[Stored data]
※ ※ ※
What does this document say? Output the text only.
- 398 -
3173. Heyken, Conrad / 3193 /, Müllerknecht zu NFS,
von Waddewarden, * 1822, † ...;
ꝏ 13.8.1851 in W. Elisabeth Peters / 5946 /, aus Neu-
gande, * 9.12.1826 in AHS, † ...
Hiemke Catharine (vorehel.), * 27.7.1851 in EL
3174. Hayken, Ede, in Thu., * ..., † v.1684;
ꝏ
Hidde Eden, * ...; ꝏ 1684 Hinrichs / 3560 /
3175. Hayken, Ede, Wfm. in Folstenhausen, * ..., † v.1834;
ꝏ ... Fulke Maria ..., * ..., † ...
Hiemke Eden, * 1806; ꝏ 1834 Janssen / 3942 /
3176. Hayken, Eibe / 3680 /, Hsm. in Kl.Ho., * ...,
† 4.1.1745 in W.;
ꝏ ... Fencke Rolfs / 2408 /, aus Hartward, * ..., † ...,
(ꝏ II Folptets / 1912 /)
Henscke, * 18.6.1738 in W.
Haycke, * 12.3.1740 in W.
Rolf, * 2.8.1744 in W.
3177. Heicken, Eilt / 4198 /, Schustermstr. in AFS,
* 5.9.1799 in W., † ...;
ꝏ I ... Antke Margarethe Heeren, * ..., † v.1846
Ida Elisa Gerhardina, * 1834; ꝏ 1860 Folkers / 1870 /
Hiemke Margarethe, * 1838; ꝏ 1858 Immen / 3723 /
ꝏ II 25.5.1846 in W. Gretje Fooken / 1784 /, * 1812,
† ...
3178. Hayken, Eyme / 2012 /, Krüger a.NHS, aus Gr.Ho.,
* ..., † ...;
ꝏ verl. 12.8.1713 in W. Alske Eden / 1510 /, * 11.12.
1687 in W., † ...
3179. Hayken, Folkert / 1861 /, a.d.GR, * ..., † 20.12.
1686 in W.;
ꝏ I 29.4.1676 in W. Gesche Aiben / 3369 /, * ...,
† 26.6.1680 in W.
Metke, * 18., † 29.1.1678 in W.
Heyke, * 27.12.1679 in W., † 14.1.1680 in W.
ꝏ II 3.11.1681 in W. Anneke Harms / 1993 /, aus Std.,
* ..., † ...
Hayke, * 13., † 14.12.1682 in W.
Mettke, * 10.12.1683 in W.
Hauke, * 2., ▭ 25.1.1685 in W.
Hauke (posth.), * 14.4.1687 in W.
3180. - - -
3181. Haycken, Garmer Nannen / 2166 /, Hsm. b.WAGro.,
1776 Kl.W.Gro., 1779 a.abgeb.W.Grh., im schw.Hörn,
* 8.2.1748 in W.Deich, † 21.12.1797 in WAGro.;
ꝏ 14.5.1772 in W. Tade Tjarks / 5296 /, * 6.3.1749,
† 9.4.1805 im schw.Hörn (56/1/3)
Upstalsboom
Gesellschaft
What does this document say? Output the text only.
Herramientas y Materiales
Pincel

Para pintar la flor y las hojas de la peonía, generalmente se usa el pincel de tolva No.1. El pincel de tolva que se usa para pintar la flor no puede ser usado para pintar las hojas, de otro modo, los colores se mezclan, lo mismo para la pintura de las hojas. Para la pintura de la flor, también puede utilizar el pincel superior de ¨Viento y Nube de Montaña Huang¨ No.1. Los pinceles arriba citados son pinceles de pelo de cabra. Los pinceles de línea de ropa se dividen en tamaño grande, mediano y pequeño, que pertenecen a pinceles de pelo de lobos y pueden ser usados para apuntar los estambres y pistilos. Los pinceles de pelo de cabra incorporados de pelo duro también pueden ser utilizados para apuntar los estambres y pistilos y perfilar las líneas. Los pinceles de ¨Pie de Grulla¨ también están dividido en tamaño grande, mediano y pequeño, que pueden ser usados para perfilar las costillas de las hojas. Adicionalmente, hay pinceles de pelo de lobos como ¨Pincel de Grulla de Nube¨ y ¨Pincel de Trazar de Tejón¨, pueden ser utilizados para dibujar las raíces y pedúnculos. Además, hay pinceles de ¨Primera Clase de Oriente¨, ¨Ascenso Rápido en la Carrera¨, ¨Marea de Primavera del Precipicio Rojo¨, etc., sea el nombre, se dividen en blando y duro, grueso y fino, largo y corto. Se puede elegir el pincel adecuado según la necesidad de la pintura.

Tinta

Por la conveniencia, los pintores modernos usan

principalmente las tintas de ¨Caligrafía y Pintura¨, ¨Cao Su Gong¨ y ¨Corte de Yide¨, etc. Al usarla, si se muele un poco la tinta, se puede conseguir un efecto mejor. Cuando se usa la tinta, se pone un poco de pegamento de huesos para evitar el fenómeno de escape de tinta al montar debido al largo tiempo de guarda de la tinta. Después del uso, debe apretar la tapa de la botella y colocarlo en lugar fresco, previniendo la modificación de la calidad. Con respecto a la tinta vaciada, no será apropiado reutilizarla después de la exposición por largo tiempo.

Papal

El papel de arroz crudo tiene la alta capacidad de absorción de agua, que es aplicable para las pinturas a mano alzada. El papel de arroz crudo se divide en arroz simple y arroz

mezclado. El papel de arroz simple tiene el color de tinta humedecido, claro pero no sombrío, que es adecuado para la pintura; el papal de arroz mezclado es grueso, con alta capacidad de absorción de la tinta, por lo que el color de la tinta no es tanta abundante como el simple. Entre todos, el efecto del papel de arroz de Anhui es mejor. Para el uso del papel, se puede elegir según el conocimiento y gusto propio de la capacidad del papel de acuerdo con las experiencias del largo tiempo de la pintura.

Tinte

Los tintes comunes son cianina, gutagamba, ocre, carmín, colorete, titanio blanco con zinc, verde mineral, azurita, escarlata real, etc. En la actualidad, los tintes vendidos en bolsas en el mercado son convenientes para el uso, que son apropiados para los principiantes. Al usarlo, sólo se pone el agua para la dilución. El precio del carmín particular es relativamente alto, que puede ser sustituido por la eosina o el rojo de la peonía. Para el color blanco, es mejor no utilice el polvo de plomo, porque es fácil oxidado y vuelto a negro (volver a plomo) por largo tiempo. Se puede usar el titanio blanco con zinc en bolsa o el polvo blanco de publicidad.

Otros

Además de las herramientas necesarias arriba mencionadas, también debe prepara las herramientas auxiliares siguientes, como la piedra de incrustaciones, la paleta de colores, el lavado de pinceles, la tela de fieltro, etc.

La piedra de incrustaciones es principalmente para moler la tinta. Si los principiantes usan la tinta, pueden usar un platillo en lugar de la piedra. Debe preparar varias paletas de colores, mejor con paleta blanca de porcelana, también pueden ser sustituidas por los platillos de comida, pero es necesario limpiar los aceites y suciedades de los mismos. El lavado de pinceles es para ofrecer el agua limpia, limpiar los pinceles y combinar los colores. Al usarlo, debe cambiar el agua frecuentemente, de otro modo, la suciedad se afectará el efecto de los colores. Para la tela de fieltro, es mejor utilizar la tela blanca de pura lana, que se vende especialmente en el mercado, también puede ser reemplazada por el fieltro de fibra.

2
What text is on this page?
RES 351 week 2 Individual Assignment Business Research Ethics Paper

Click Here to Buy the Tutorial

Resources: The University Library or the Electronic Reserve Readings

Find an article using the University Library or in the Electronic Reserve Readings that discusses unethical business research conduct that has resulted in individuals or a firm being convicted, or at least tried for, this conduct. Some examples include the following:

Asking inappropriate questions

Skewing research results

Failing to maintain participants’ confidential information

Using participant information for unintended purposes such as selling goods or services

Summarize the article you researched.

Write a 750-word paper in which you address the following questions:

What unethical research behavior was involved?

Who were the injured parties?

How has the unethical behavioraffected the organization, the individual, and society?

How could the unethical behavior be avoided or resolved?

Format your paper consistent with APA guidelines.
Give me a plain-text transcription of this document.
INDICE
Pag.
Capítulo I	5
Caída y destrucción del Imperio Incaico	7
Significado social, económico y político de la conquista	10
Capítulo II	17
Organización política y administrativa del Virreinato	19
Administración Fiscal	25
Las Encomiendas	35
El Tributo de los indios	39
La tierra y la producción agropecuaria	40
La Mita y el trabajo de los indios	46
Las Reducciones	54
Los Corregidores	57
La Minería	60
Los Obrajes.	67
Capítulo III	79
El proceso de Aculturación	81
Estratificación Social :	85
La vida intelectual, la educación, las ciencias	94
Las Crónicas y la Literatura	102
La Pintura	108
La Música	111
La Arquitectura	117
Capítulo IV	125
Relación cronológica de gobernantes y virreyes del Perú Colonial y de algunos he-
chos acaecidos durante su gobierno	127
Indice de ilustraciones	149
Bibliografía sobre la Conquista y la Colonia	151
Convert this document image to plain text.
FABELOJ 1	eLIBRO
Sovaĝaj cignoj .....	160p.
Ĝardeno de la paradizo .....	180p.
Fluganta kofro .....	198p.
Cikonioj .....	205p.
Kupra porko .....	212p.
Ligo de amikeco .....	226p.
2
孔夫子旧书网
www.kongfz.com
※ ※ ※
To be done -> Provide the number of lines in the data above that contain the string "Hiemke", and nothing else.

Correct result -> 3